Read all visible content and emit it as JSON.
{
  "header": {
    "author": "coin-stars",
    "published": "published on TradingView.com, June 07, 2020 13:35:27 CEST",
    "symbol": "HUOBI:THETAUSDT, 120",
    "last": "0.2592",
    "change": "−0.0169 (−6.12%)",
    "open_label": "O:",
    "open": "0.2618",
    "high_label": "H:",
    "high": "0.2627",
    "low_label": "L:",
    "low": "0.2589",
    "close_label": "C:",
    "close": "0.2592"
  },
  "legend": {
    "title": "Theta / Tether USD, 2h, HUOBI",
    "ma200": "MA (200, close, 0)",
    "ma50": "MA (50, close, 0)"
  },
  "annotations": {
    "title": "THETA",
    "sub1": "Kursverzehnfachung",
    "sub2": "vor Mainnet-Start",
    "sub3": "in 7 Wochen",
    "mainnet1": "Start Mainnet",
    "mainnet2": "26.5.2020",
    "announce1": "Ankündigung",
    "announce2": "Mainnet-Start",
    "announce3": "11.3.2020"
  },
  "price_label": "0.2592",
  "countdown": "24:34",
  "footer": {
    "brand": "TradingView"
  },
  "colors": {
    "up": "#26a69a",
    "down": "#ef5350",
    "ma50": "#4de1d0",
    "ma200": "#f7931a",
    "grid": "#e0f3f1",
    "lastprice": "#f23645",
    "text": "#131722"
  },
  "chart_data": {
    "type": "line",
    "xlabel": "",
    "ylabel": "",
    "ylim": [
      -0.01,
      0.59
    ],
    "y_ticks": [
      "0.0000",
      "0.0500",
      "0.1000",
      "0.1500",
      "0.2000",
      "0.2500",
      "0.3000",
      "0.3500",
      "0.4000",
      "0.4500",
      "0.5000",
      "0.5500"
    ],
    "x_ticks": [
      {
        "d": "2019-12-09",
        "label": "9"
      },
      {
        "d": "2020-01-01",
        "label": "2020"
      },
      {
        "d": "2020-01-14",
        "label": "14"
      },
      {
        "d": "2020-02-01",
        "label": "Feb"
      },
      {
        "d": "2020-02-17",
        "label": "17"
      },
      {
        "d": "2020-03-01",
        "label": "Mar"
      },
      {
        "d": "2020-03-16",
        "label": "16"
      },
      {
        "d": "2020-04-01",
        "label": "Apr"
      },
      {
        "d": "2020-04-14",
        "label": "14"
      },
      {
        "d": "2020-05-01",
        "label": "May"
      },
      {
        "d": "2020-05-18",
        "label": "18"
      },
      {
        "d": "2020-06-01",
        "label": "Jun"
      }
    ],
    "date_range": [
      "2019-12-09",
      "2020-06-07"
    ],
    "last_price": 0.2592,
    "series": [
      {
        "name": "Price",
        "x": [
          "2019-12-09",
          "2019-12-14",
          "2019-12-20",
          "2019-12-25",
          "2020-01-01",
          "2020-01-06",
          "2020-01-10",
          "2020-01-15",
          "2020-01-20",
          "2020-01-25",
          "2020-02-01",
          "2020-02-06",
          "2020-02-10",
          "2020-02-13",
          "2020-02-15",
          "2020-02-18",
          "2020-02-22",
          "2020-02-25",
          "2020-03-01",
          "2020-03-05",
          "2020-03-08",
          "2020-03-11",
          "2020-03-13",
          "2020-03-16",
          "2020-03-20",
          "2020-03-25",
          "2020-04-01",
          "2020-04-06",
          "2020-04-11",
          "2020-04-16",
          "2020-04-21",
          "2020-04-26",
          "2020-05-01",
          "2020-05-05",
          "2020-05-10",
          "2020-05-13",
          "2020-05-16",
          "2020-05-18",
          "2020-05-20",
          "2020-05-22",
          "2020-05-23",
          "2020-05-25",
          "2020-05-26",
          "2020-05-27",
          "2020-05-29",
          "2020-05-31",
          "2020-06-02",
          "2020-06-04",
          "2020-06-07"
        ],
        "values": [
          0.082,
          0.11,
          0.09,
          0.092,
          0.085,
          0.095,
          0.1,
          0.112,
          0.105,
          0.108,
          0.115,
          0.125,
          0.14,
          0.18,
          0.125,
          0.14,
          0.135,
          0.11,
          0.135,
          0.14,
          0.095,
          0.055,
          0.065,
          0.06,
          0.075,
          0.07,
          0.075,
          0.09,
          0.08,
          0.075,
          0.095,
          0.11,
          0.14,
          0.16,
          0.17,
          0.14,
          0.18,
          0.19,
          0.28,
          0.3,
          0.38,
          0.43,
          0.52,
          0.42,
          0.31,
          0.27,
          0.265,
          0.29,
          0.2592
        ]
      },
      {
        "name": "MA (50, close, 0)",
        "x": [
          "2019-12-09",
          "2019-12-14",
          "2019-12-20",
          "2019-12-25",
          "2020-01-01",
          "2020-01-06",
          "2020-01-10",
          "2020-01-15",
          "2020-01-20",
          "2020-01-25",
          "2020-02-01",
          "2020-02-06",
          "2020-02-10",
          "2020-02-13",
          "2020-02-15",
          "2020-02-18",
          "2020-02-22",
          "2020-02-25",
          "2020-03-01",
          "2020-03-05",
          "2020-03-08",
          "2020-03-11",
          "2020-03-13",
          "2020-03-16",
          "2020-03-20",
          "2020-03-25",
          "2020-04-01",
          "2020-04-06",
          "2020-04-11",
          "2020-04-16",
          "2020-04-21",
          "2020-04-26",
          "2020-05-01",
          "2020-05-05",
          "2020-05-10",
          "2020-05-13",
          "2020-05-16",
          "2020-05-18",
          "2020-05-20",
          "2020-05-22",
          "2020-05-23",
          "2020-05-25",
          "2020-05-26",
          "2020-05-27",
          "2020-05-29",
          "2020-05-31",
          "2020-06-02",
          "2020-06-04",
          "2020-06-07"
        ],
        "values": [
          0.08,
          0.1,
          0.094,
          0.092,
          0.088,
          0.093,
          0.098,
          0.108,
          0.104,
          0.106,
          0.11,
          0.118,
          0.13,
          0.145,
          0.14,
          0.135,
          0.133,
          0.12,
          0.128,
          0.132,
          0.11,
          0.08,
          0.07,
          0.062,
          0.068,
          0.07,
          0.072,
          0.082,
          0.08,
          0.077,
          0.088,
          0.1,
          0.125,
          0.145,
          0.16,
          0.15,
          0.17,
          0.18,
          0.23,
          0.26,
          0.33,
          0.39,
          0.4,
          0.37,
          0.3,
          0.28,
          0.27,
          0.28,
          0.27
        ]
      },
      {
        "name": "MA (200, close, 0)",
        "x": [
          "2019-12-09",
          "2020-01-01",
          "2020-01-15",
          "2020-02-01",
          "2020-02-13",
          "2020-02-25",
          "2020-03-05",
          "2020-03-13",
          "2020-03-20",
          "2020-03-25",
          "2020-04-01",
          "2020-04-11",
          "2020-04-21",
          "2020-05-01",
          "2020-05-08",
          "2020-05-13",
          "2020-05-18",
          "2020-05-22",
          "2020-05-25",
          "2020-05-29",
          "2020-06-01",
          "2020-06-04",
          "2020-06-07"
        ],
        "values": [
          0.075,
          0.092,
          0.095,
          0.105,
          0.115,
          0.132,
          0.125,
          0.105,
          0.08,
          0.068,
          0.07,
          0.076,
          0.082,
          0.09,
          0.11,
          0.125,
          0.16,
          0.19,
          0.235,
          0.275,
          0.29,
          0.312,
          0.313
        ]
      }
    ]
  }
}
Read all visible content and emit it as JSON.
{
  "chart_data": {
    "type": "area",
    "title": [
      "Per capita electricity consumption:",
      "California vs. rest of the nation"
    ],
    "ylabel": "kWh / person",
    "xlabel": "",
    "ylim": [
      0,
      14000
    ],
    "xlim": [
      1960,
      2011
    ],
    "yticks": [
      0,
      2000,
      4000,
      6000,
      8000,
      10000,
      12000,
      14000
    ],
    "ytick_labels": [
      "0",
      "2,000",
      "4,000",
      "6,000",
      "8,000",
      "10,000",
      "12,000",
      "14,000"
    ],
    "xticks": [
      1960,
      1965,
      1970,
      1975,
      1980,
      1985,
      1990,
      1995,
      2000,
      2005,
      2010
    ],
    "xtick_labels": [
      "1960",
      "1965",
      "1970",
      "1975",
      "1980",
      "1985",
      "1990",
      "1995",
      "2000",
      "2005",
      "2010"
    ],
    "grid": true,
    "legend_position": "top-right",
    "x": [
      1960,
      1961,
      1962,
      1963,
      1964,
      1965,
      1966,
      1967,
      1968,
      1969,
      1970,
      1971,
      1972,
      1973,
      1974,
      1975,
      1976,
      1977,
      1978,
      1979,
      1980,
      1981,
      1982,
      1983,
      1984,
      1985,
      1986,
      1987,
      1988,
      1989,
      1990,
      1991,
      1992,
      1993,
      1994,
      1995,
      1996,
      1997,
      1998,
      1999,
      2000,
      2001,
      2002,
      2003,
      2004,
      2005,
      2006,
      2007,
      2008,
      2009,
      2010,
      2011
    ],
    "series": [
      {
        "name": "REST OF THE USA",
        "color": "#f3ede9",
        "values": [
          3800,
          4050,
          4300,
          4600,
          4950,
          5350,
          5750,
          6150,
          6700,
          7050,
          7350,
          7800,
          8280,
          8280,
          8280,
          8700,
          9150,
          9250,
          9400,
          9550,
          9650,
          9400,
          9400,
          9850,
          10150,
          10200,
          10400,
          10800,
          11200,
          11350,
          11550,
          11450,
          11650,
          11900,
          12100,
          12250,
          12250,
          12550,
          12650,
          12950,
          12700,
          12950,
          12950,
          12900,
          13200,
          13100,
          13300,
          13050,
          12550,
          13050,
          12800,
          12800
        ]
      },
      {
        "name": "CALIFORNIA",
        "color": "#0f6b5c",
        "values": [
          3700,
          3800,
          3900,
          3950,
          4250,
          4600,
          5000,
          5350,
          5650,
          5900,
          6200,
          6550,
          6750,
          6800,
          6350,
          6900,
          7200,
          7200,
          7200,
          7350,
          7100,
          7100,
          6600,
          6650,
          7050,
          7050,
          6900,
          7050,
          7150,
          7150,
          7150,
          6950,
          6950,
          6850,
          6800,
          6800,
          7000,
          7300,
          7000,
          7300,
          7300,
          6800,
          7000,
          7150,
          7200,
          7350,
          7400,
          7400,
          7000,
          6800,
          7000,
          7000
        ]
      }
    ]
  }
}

Exercise details
Say how many lines of the data include the string "Start". Nothing other than the number should be given.

Full solution
3